_What you should do_
Reproduce the listing word for word, leaving every picture behind.

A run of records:

·····

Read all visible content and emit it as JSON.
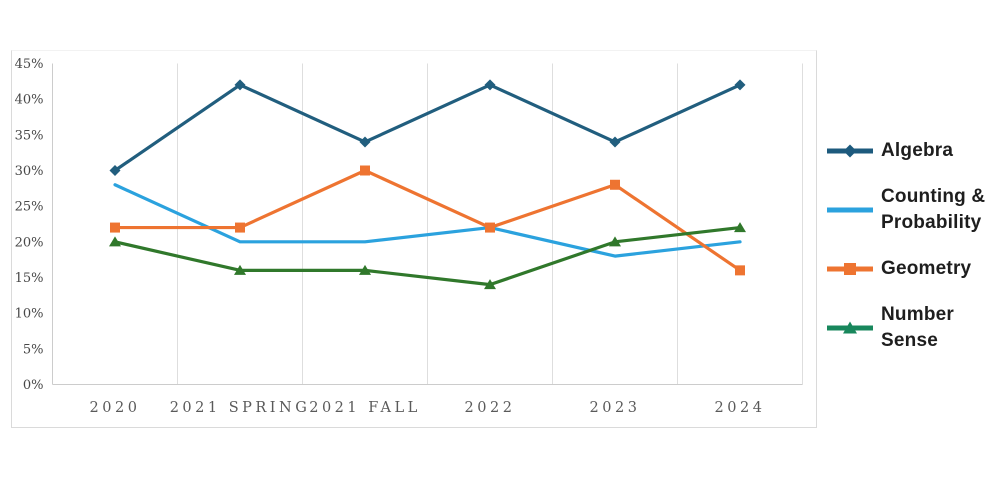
{
  "chart_data": {
    "type": "line",
    "title": "",
    "categories": [
      "2020",
      "2021 SPRING",
      "2021 FALL",
      "2022",
      "2023",
      "2024"
    ],
    "series": [
      {
        "name": "Algebra",
        "values": [
          30,
          42,
          34,
          42,
          34,
          42
        ],
        "color": "#215E7E",
        "marker": "diamond"
      },
      {
        "name": "Counting & Probability",
        "values": [
          28,
          20,
          20,
          22,
          18,
          20
        ],
        "color": "#2BA2DE",
        "marker": "none"
      },
      {
        "name": "Geometry",
        "values": [
          22,
          22,
          30,
          22,
          28,
          16
        ],
        "color": "#EE7431",
        "marker": "square"
      },
      {
        "name": "Number Sense",
        "values": [
          20,
          16,
          16,
          14,
          20,
          22
        ],
        "color": "#30782B",
        "marker": "triangle"
      }
    ],
    "xlabel": "",
    "ylabel": "",
    "ylim": [
      0,
      45
    ],
    "ytick_step": 5,
    "ytick_labels": [
      "0%",
      "5%",
      "10%",
      "15%",
      "20%",
      "25%",
      "30%",
      "35%",
      "40%",
      "45%"
    ],
    "grid": "vertical lines at category boundaries only",
    "legend_position": "right"
  },
  "legend": {
    "items": [
      {
        "label": "Algebra",
        "color": "#1D5A7D",
        "marker": "diamond"
      },
      {
        "label": "Counting & Probability",
        "color": "#2BA2DE",
        "marker": "none"
      },
      {
        "label": "Geometry",
        "color": "#EE7431",
        "marker": "square"
      },
      {
        "label": "Number Sense",
        "color": "#18875C",
        "marker": "triangle"
      }
    ]
  },
  "style_colors": {
    "ytick": "#474747",
    "xtick": "#5a5a5a",
    "gridline": "#dedede",
    "axis_line": "#cccccc",
    "panel_border": "#dadada",
    "background": "#ffffff"
  }
}
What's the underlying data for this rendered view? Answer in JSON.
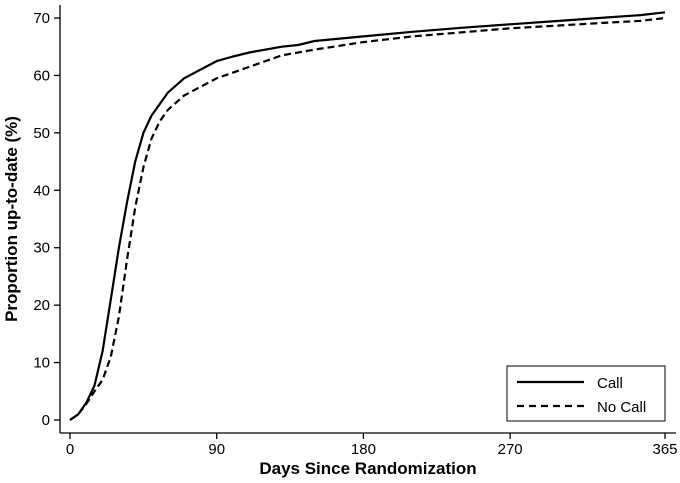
{
  "chart_data": {
    "type": "line",
    "title": "",
    "xlabel": "Days Since Randomization",
    "ylabel": "Proportion up-to-date (%)",
    "xlim": [
      0,
      365
    ],
    "ylim": [
      0,
      72
    ],
    "xticks": [
      0,
      90,
      180,
      270,
      365
    ],
    "yticks": [
      0,
      10,
      20,
      30,
      40,
      50,
      60,
      70
    ],
    "grid": false,
    "legend_position": "bottom-right",
    "series": [
      {
        "name": "Call",
        "style": "solid",
        "color": "#000000",
        "x": [
          0,
          5,
          10,
          15,
          20,
          25,
          30,
          35,
          40,
          45,
          50,
          55,
          60,
          70,
          80,
          90,
          100,
          110,
          120,
          130,
          140,
          150,
          180,
          210,
          240,
          270,
          300,
          330,
          350,
          365
        ],
        "y": [
          0,
          1,
          3,
          6,
          12,
          21,
          30,
          38,
          45,
          50,
          53,
          55,
          57,
          59.5,
          61,
          62.5,
          63.3,
          64,
          64.5,
          65,
          65.3,
          66,
          66.8,
          67.6,
          68.3,
          68.9,
          69.5,
          70.1,
          70.5,
          71
        ]
      },
      {
        "name": "No Call",
        "style": "dashed",
        "color": "#000000",
        "x": [
          0,
          5,
          10,
          15,
          20,
          25,
          30,
          35,
          40,
          45,
          50,
          55,
          60,
          70,
          80,
          90,
          100,
          110,
          120,
          130,
          140,
          150,
          180,
          210,
          240,
          270,
          300,
          330,
          350,
          365
        ],
        "y": [
          0,
          1,
          2.8,
          5,
          7,
          11,
          18,
          28,
          37,
          44,
          49,
          52,
          54,
          56.5,
          58,
          59.5,
          60.5,
          61.5,
          62.5,
          63.5,
          64,
          64.5,
          65.8,
          66.8,
          67.5,
          68.2,
          68.7,
          69.2,
          69.5,
          70
        ]
      }
    ]
  }
}
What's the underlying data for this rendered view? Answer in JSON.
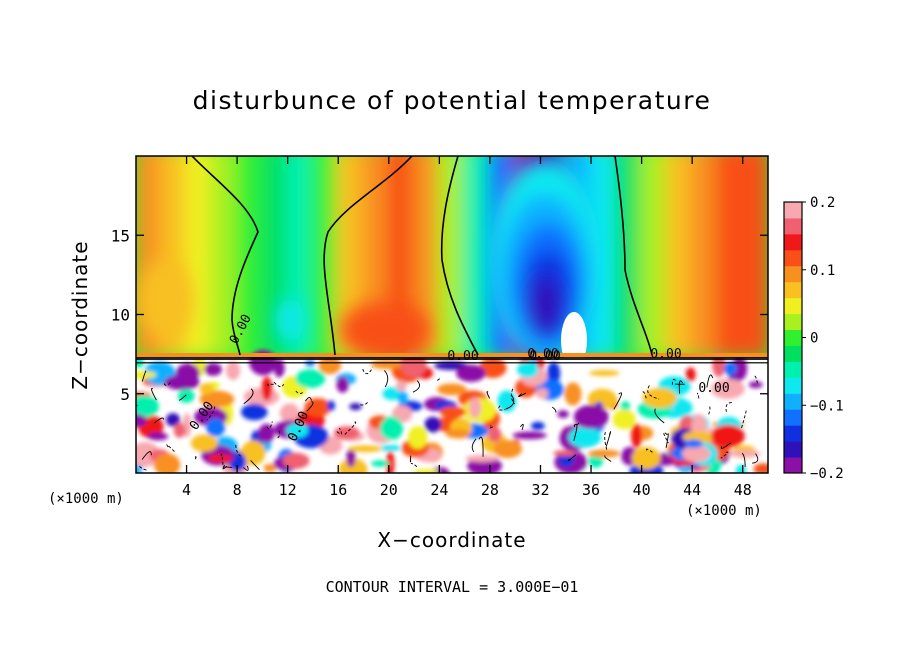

·····

_Answer to this exercise_
Read all visible content and emit it as JSON.
{
  "chart_data": {
    "type": "line",
    "title": "",
    "categories": [
      "2020",
      "2021 SPRING",
      "2021 FALL",
      "2022",
      "2023",
      "2024"
    ],
    "series": [
      {
        "name": "Algebra",
        "values": [
          30,
          42,
          34,
          42,
          34,
          42
        ],
        "color": "#215E7E",
        "marker": "diamond"
      },
      {
        "name": "Counting & Probability",
        "values": [
          28,
          20,
          20,
          22,
          18,
          20
        ],
        "color": "#2BA2DE",
        "marker": "none"
      },
      {
        "name": "Geometry",
        "values": [
          22,
          22,
          30,
          22,
          28,
          16
        ],
        "color": "#EE7431",
        "marker": "square"
      },
      {
        "name": "Number Sense",
        "values": [
          20,
          16,
          16,
          14,
          20,
          22
        ],
        "color": "#30782B",
        "marker": "triangle"
      }
    ],
    "xlabel": "",
    "ylabel": "",
    "ylim": [
      0,
      45
    ],
    "ytick_step": 5,
    "ytick_labels": [
      "0%",
      "5%",
      "10%",
      "15%",
      "20%",
      "25%",
      "30%",
      "35%",
      "40%",
      "45%"
    ],
    "grid": "vertical lines at category boundaries only",
    "legend_position": "right"
  },
  "legend": {
    "items": [
      {
        "label": "Algebra",
        "color": "#1D5A7D",
        "marker": "diamond"
      },
      {
        "label": "Counting & Probability",
        "color": "#2BA2DE",
        "marker": "none"
      },
      {
        "label": "Geometry",
        "color": "#EE7431",
        "marker": "square"
      },
      {
        "label": "Number Sense",
        "color": "#18875C",
        "marker": "triangle"
      }
    ]
  },
  "style_colors": {
    "ytick": "#474747",
    "xtick": "#5a5a5a",
    "gridline": "#dedede",
    "axis_line": "#cccccc",
    "panel_border": "#dadada",
    "background": "#ffffff"
  }
}
What's the underlying data for this rendered view? Answer in JSON.
{
  "chart_data": {
    "type": "line",
    "title": "",
    "xlabel": "Days Since Randomization",
    "ylabel": "Proportion up-to-date (%)",
    "xlim": [
      0,
      365
    ],
    "ylim": [
      0,
      72
    ],
    "xticks": [
      0,
      90,
      180,
      270,
      365
    ],
    "yticks": [
      0,
      10,
      20,
      30,
      40,
      50,
      60,
      70
    ],
    "grid": false,
    "legend_position": "bottom-right",
    "series": [
      {
        "name": "Call",
        "style": "solid",
        "color": "#000000",
        "x": [
          0,
          5,
          10,
          15,
          20,
          25,
          30,
          35,
          40,
          45,
          50,
          55,
          60,
          70,
          80,
          90,
          100,
          110,
          120,
          130,
          140,
          150,
          180,
          210,
          240,
          270,
          300,
          330,
          350,
          365
        ],
        "y": [
          0,
          1,
          3,
          6,
          12,
          21,
          30,
          38,
          45,
          50,
          53,
          55,
          57,
          59.5,
          61,
          62.5,
          63.3,
          64,
          64.5,
          65,
          65.3,
          66,
          66.8,
          67.6,
          68.3,
          68.9,
          69.5,
          70.1,
          70.5,
          71
        ]
      },
      {
        "name": "No Call",
        "style": "dashed",
        "color": "#000000",
        "x": [
          0,
          5,
          10,
          15,
          20,
          25,
          30,
          35,
          40,
          45,
          50,
          55,
          60,
          70,
          80,
          90,
          100,
          110,
          120,
          130,
          140,
          150,
          180,
          210,
          240,
          270,
          300,
          330,
          350,
          365
        ],
        "y": [
          0,
          1,
          2.8,
          5,
          7,
          11,
          18,
          28,
          37,
          44,
          49,
          52,
          54,
          56.5,
          58,
          59.5,
          60.5,
          61.5,
          62.5,
          63.5,
          64,
          64.5,
          65.8,
          66.8,
          67.5,
          68.2,
          68.7,
          69.2,
          69.5,
          70
        ]
      }
    ]
  }
}
What's the underlying data for this rendered view? Answer in JSON.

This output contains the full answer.